Written exercise:
Your task is to quote the material that follows, in full and exactly.

Raw data:
** BEGIN **

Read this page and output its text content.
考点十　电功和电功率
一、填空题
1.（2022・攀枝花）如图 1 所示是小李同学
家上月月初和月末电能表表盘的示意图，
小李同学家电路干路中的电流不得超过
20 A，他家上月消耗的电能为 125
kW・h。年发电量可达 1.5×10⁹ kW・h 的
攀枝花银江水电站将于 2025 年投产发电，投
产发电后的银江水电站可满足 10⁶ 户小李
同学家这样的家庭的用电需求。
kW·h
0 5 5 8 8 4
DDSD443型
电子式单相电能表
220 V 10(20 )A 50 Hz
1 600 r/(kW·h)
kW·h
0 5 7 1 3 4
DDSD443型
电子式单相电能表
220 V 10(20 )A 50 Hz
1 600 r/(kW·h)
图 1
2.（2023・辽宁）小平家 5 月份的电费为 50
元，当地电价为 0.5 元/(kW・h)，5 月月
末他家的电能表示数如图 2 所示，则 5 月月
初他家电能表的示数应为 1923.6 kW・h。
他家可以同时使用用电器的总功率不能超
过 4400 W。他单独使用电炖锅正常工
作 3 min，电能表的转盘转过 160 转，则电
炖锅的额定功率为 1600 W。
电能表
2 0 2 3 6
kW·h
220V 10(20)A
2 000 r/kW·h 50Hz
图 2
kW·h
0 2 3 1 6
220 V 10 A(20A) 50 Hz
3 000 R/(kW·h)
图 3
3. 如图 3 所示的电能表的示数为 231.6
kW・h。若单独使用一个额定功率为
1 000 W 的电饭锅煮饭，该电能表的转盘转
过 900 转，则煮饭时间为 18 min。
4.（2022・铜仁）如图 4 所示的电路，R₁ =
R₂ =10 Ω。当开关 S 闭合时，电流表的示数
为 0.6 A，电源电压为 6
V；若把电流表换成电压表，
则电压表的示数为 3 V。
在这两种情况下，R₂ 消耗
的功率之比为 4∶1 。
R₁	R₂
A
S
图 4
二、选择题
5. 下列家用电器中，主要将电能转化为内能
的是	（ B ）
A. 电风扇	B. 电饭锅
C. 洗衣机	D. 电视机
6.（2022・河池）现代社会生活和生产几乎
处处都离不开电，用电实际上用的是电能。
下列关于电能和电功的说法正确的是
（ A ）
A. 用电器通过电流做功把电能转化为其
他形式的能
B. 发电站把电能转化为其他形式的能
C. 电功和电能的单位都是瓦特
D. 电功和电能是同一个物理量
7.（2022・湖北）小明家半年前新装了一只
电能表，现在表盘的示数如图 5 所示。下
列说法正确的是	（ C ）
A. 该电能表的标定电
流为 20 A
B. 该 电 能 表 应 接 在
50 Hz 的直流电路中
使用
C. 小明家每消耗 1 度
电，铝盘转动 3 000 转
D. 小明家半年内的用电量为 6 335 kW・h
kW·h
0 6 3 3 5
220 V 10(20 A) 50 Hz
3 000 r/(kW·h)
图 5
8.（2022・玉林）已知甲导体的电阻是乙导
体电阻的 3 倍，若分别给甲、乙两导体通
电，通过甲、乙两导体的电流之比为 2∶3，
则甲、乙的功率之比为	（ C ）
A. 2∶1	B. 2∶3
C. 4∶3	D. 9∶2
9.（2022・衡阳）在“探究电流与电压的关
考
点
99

** END **

Solved problem:
Read this page and output its text content.
考点十　电功和电功率
一、填空题
1.（2022・攀枝花）如图 1 所示是小李同学
家上月月初和月末电能表表盘的示意图，
小李同学家电路干路中的电流不得超过
20 A，他家上月消耗的电能为 125
kW・h。年发电量可达 1.5×10⁹ kW・h 的
攀枝花银江水电站将于 2025 年投产发电，投
产发电后的银江水电站可满足 10⁶ 户小李
同学家这样的家庭的用电需求。
kW·h
0 5 5 8 8 4
DDSD443型
电子式单相电能表
220 V 10(20 )A 50 Hz
1 600 r/(kW·h)
kW·h
0 5 7 1 3 4
DDSD443型
电子式单相电能表
220 V 10(20 )A 50 Hz
1 600 r/(kW·h)
图 1
2.（2023・辽宁）小平家 5 月份的电费为 50
元，当地电价为 0.5 元/(kW・h)，5 月月
末他家的电能表示数如图 2 所示，则 5 月月
初他家电能表的示数应为 1923.6 kW・h。
他家可以同时使用用电器的总功率不能超
过 4400 W。他单独使用电炖锅正常工
作 3 min，电能表的转盘转过 160 转，则电
炖锅的额定功率为 1600 W。
电能表
2 0 2 3 6
kW·h
220V 10(20)A
2 000 r/kW·h 50Hz
图 2
kW·h
0 2 3 1 6
220 V 10 A(20A) 50 Hz
3 000 R/(kW·h)
图 3
3. 如图 3 所示的电能表的示数为 231.6
kW・h。若单独使用一个额定功率为
1 000 W 的电饭锅煮饭，该电能表的转盘转
过 900 转，则煮饭时间为 18 min。
4.（2022・铜仁）如图 4 所示的电路，R₁ =
R₂ =10 Ω。当开关 S 闭合时，电流表的示数
为 0.6 A，电源电压为 6
V；若把电流表换成电压表，
则电压表的示数为 3 V。
在这两种情况下，R₂ 消耗
的功率之比为 4∶1 。
R₁	R₂
A
S
图 4
二、选择题
5. 下列家用电器中，主要将电能转化为内能
的是	（ B ）
A. 电风扇	B. 电饭锅
C. 洗衣机	D. 电视机
6.（2022・河池）现代社会生活和生产几乎
处处都离不开电，用电实际上用的是电能。
下列关于电能和电功的说法正确的是
（ A ）
A. 用电器通过电流做功把电能转化为其
他形式的能
B. 发电站把电能转化为其他形式的能
C. 电功和电能的单位都是瓦特
D. 电功和电能是同一个物理量
7.（2022・湖北）小明家半年前新装了一只
电能表，现在表盘的示数如图 5 所示。下
列说法正确的是	（ C ）
A. 该电能表的标定电
流为 20 A
B. 该 电 能 表 应 接 在
50 Hz 的直流电路中
使用
C. 小明家每消耗 1 度
电，铝盘转动 3 000 转
D. 小明家半年内的用电量为 6 335 kW・h
kW·h
0 6 3 3 5
220 V 10(20 A) 50 Hz
3 000 r/(kW·h)
图 5
8.（2022・玉林）已知甲导体的电阻是乙导
体电阻的 3 倍，若分别给甲、乙两导体通
电，通过甲、乙两导体的电流之比为 2∶3，
则甲、乙的功率之比为	（ C ）
A. 2∶1	B. 2∶3
C. 4∶3	D. 9∶2
9.（2022・衡阳）在“探究电流与电压的关
考
点
99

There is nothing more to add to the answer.